**TASK STATEMENT:**
Please repeat all of the listing exactly.

**RECORDS FOR THIS TASK:**
-=-=-
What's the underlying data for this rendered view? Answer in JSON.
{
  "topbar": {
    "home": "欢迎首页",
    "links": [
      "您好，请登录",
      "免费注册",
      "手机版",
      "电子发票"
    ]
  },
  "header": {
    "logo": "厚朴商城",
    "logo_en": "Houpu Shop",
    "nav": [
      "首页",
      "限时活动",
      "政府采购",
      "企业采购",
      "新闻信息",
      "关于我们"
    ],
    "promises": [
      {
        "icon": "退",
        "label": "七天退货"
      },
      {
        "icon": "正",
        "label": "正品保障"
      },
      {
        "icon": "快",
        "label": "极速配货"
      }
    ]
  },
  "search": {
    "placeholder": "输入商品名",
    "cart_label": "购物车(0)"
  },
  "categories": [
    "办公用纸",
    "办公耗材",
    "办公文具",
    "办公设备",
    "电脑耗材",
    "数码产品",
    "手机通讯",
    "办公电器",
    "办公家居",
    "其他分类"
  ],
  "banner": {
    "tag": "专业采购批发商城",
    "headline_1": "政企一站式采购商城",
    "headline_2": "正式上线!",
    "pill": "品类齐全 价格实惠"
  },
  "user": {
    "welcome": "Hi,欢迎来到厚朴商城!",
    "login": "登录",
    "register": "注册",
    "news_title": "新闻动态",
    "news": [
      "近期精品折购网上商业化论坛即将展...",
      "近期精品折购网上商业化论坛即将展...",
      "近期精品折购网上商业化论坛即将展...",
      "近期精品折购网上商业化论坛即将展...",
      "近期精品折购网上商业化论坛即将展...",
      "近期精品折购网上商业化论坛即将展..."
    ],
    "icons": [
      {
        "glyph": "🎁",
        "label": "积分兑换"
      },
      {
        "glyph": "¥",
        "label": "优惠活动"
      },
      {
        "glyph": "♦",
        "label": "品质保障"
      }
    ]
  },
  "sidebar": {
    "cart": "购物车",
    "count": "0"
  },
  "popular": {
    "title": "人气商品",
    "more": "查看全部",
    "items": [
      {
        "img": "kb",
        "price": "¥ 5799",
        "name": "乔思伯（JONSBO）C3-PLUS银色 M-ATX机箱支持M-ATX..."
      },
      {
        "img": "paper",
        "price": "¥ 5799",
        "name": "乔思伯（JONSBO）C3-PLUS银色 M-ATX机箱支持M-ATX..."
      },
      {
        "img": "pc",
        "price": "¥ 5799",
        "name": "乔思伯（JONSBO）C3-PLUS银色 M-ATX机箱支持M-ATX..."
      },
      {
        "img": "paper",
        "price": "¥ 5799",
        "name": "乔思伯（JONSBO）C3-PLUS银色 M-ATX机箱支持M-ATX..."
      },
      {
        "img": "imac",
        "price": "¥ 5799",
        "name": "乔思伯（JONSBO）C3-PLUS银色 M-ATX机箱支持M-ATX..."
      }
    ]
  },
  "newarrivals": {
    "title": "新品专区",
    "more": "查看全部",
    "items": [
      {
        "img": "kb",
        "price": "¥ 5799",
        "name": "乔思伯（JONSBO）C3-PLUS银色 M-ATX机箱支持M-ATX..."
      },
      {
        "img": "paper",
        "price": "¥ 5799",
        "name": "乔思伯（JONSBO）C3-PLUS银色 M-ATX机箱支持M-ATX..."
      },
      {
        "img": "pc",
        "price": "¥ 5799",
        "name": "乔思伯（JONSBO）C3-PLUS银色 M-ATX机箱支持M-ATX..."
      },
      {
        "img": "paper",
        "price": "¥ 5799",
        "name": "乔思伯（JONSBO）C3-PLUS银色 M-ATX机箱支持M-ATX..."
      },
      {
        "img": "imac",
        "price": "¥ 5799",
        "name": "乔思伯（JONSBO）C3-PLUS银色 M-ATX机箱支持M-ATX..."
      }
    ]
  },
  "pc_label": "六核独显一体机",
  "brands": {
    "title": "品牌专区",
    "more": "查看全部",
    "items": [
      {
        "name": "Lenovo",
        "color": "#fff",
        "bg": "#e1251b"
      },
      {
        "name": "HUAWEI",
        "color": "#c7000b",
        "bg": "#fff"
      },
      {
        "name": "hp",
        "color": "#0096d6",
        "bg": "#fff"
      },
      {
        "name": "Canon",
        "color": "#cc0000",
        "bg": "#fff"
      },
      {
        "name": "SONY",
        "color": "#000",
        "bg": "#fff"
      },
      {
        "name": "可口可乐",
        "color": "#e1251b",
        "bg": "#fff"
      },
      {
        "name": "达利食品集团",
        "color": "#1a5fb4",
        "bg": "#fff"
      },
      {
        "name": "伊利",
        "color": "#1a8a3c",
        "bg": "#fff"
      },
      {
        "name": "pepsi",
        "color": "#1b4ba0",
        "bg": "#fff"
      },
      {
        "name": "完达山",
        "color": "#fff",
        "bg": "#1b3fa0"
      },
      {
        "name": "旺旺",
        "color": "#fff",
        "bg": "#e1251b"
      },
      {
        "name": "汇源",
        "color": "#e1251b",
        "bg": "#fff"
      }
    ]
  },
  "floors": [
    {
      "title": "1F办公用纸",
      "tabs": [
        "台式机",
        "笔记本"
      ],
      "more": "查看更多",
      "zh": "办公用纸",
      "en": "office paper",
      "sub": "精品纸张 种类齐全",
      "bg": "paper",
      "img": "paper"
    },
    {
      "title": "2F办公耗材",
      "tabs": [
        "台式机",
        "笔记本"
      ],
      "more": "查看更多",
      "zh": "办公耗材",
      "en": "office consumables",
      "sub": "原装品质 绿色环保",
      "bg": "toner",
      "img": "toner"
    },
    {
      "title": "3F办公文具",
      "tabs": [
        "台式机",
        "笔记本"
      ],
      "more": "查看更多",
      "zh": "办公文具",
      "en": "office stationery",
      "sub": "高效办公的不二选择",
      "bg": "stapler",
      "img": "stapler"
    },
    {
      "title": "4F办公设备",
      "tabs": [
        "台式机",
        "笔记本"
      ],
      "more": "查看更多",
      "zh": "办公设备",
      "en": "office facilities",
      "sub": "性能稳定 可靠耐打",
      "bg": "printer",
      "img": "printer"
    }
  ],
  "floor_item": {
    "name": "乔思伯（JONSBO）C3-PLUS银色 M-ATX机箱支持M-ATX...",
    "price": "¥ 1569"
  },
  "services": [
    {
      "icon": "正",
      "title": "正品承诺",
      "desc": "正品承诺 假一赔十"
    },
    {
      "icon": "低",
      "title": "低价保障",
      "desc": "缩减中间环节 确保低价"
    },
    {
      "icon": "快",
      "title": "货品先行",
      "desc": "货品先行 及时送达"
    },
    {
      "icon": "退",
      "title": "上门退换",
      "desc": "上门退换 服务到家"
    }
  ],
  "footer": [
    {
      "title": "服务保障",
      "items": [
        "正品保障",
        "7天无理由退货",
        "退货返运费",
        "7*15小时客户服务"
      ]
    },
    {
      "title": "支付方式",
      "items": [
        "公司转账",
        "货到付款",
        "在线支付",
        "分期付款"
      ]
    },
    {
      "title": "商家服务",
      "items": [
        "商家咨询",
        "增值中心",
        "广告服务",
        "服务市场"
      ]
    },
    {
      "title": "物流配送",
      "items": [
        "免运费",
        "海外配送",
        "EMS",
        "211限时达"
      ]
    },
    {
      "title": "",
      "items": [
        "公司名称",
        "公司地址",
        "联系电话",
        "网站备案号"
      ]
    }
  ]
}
-=-=-
**SOLUTION FOR THIS TASK:**
What's the underlying data for this rendered view? Answer in JSON.
{
  "topbar": {
    "home": "欢迎首页",
    "links": [
      "您好，请登录",
      "免费注册",
      "手机版",
      "电子发票"
    ]
  },
  "header": {
    "logo": "厚朴商城",
    "logo_en": "Houpu Shop",
    "nav": [
      "首页",
      "限时活动",
      "政府采购",
      "企业采购",
      "新闻信息",
      "关于我们"
    ],
    "promises": [
      {
        "icon": "退",
        "label": "七天退货"
      },
      {
        "icon": "正",
        "label": "正品保障"
      },
      {
        "icon": "快",
        "label": "极速配货"
      }
    ]
  },
  "search": {
    "placeholder": "输入商品名",
    "cart_label": "购物车(0)"
  },
  "categories": [
    "办公用纸",
    "办公耗材",
    "办公文具",
    "办公设备",
    "电脑耗材",
    "数码产品",
    "手机通讯",
    "办公电器",
    "办公家居",
    "其他分类"
  ],
  "banner": {
    "tag": "专业采购批发商城",
    "headline_1": "政企一站式采购商城",
    "headline_2": "正式上线!",
    "pill": "品类齐全 价格实惠"
  },
  "user": {
    "welcome": "Hi,欢迎来到厚朴商城!",
    "login": "登录",
    "register": "注册",
    "news_title": "新闻动态",
    "news": [
      "近期精品折购网上商业化论坛即将展...",
      "近期精品折购网上商业化论坛即将展...",
      "近期精品折购网上商业化论坛即将展...",
      "近期精品折购网上商业化论坛即将展...",
      "近期精品折购网上商业化论坛即将展...",
      "近期精品折购网上商业化论坛即将展..."
    ],
    "icons": [
      {
        "glyph": "🎁",
        "label": "积分兑换"
      },
      {
        "glyph": "¥",
        "label": "优惠活动"
      },
      {
        "glyph": "♦",
        "label": "品质保障"
      }
    ]
  },
  "sidebar": {
    "cart": "购物车",
    "count": "0"
  },
  "popular": {
    "title": "人气商品",
    "more": "查看全部",
    "items": [
      {
        "img": "kb",
        "price": "¥ 5799",
        "name": "乔思伯（JONSBO）C3-PLUS银色 M-ATX机箱支持M-ATX..."
      },
      {
        "img": "paper",
        "price": "¥ 5799",
        "name": "乔思伯（JONSBO）C3-PLUS银色 M-ATX机箱支持M-ATX..."
      },
      {
        "img": "pc",
        "price": "¥ 5799",
        "name": "乔思伯（JONSBO）C3-PLUS银色 M-ATX机箱支持M-ATX..."
      },
      {
        "img": "paper",
        "price": "¥ 5799",
        "name": "乔思伯（JONSBO）C3-PLUS银色 M-ATX机箱支持M-ATX..."
      },
      {
        "img": "imac",
        "price": "¥ 5799",
        "name": "乔思伯（JONSBO）C3-PLUS银色 M-ATX机箱支持M-ATX..."
      }
    ]
  },
  "newarrivals": {
    "title": "新品专区",
    "more": "查看全部",
    "items": [
      {
        "img": "kb",
        "price": "¥ 5799",
        "name": "乔思伯（JONSBO）C3-PLUS银色 M-ATX机箱支持M-ATX..."
      },
      {
        "img": "paper",
        "price": "¥ 5799",
        "name": "乔思伯（JONSBO）C3-PLUS银色 M-ATX机箱支持M-ATX..."
      },
      {
        "img": "pc",
        "price": "¥ 5799",
        "name": "乔思伯（JONSBO）C3-PLUS银色 M-ATX机箱支持M-ATX..."
      },
      {
        "img": "paper",
        "price": "¥ 5799",
        "name": "乔思伯（JONSBO）C3-PLUS银色 M-ATX机箱支持M-ATX..."
      },
      {
        "img": "imac",
        "price": "¥ 5799",
        "name": "乔思伯（JONSBO）C3-PLUS银色 M-ATX机箱支持M-ATX..."
      }
    ]
  },
  "pc_label": "六核独显一体机",
  "brands": {
    "title": "品牌专区",
    "more": "查看全部",
    "items": [
      {
        "name": "Lenovo",
        "color": "#fff",
        "bg": "#e1251b"
      },
      {
        "name": "HUAWEI",
        "color": "#c7000b",
        "bg": "#fff"
      },
      {
        "name": "hp",
        "color": "#0096d6",
        "bg": "#fff"
      },
      {
        "name": "Canon",
        "color": "#cc0000",
        "bg": "#fff"
      },
      {
        "name": "SONY",
        "color": "#000",
        "bg": "#fff"
      },
      {
        "name": "可口可乐",
        "color": "#e1251b",
        "bg": "#fff"
      },
      {
        "name": "达利食品集团",
        "color": "#1a5fb4",
        "bg": "#fff"
      },
      {
        "name": "伊利",
        "color": "#1a8a3c",
        "bg": "#fff"
      },
      {
        "name": "pepsi",
        "color": "#1b4ba0",
        "bg": "#fff"
      },
      {
        "name": "完达山",
        "color": "#fff",
        "bg": "#1b3fa0"
      },
      {
        "name": "旺旺",
        "color": "#fff",
        "bg": "#e1251b"
      },
      {
        "name": "汇源",
        "color": "#e1251b",
        "bg": "#fff"
      }
    ]
  },
  "floors": [
    {
      "title": "1F办公用纸",
      "tabs": [
        "台式机",
        "笔记本"
      ],
      "more": "查看更多",
      "zh": "办公用纸",
      "en": "office paper",
      "sub": "精品纸张 种类齐全",
      "bg": "paper",
      "img": "paper"
    },
    {
      "title": "2F办公耗材",
      "tabs": [
        "台式机",
        "笔记本"
      ],
      "more": "查看更多",
      "zh": "办公耗材",
      "en": "office consumables",
      "sub": "原装品质 绿色环保",
      "bg": "toner",
      "img": "toner"
    },
    {
      "title": "3F办公文具",
      "tabs": [
        "台式机",
        "笔记本"
      ],
      "more": "查看更多",
      "zh": "办公文具",
      "en": "office stationery",
      "sub": "高效办公的不二选择",
      "bg": "stapler",
      "img": "stapler"
    },
    {
      "title": "4F办公设备",
      "tabs": [
        "台式机",
        "笔记本"
      ],
      "more": "查看更多",
      "zh": "办公设备",
      "en": "office facilities",
      "sub": "性能稳定 可靠耐打",
      "bg": "printer",
      "img": "printer"
    }
  ],
  "floor_item": {
    "name": "乔思伯（JONSBO）C3-PLUS银色 M-ATX机箱支持M-ATX...",
    "price": "¥ 1569"
  },
  "services": [
    {
      "icon": "正",
      "title": "正品承诺",
      "desc": "正品承诺 假一赔十"
    },
    {
      "icon": "低",
      "title": "低价保障",
      "desc": "缩减中间环节 确保低价"
    },
    {
      "icon": "快",
      "title": "货品先行",
      "desc": "货品先行 及时送达"
    },
    {
      "icon": "退",
      "title": "上门退换",
      "desc": "上门退换 服务到家"
    }
  ],
  "footer": [
    {
      "title": "服务保障",
      "items": [
        "正品保障",
        "7天无理由退货",
        "退货返运费",
        "7*15小时客户服务"
      ]
    },
    {
      "title": "支付方式",
      "items": [
        "公司转账",
        "货到付款",
        "在线支付",
        "分期付款"
      ]
    },
    {
      "title": "商家服务",
      "items": [
        "商家咨询",
        "增值中心",
        "广告服务",
        "服务市场"
      ]
    },
    {
      "title": "物流配送",
      "items": [
        "免运费",
        "海外配送",
        "EMS",
        "211限时达"
      ]
    },
    {
      "title": "",
      "items": [
        "公司名称",
        "公司地址",
        "联系电话",
        "网站备案号"
      ]
    }
  ]
}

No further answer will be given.